**WHAT YOU HAVE TO DO**
Print out each entry below exactly, please.

********

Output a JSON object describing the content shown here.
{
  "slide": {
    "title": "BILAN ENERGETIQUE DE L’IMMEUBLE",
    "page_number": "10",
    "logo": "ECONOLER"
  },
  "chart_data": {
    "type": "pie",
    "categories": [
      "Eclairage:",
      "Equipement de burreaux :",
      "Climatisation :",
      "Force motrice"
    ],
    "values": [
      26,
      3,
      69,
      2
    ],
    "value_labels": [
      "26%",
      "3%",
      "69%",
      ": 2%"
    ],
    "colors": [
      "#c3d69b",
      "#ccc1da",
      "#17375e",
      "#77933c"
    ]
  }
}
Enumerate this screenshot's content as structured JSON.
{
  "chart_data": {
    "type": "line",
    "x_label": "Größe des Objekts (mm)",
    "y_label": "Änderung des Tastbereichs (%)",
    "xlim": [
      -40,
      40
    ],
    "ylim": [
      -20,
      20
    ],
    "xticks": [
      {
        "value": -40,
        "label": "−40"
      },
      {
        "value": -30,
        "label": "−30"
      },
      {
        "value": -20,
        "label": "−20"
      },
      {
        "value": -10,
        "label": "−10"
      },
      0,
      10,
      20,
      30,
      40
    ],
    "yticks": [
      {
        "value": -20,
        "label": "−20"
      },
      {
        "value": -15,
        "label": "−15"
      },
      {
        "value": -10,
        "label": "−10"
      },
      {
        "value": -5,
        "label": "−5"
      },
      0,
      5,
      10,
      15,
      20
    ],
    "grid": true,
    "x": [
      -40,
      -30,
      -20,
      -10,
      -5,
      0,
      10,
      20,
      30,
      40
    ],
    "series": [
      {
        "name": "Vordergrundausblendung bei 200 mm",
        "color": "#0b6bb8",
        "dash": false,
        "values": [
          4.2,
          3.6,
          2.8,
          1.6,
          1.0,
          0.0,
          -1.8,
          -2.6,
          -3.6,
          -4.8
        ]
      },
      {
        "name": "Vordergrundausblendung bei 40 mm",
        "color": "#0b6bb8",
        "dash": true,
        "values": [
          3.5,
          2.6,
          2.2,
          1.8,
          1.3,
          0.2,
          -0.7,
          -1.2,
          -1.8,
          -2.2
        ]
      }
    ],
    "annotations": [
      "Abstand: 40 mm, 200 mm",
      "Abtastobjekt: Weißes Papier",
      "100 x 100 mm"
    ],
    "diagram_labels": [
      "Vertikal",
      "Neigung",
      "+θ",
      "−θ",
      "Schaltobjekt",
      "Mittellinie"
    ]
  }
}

********

**FULL SOLUTION**
Output a JSON object describing the content shown here.
{
  "slide": {
    "title": "BILAN ENERGETIQUE DE L’IMMEUBLE",
    "page_number": "10",
    "logo": "ECONOLER"
  },
  "chart_data": {
    "type": "pie",
    "categories": [
      "Eclairage:",
      "Equipement de burreaux :",
      "Climatisation :",
      "Force motrice"
    ],
    "values": [
      26,
      3,
      69,
      2
    ],
    "value_labels": [
      "26%",
      "3%",
      "69%",
      ": 2%"
    ],
    "colors": [
      "#c3d69b",
      "#ccc1da",
      "#17375e",
      "#77933c"
    ]
  }
}
Enumerate this screenshot's content as structured JSON.
{
  "chart_data": {
    "type": "line",
    "x_label": "Größe des Objekts (mm)",
    "y_label": "Änderung des Tastbereichs (%)",
    "xlim": [
      -40,
      40
    ],
    "ylim": [
      -20,
      20
    ],
    "xticks": [
      {
        "value": -40,
        "label": "−40"
      },
      {
        "value": -30,
        "label": "−30"
      },
      {
        "value": -20,
        "label": "−20"
      },
      {
        "value": -10,
        "label": "−10"
      },
      0,
      10,
      20,
      30,
      40
    ],
    "yticks": [
      {
        "value": -20,
        "label": "−20"
      },
      {
        "value": -15,
        "label": "−15"
      },
      {
        "value": -10,
        "label": "−10"
      },
      {
        "value": -5,
        "label": "−5"
      },
      0,
      5,
      10,
      15,
      20
    ],
    "grid": true,
    "x": [
      -40,
      -30,
      -20,
      -10,
      -5,
      0,
      10,
      20,
      30,
      40
    ],
    "series": [
      {
        "name": "Vordergrundausblendung bei 200 mm",
        "color": "#0b6bb8",
        "dash": false,
        "values": [
          4.2,
          3.6,
          2.8,
          1.6,
          1.0,
          0.0,
          -1.8,
          -2.6,
          -3.6,
          -4.8
        ]
      },
      {
        "name": "Vordergrundausblendung bei 40 mm",
        "color": "#0b6bb8",
        "dash": true,
        "values": [
          3.5,
          2.6,
          2.2,
          1.8,
          1.3,
          0.2,
          -0.7,
          -1.2,
          -1.8,
          -2.2
        ]
      }
    ],
    "annotations": [
      "Abstand: 40 mm, 200 mm",
      "Abtastobjekt: Weißes Papier",
      "100 x 100 mm"
    ],
    "diagram_labels": [
      "Vertikal",
      "Neigung",
      "+θ",
      "−θ",
      "Schaltobjekt",
      "Mittellinie"
    ]
  }
}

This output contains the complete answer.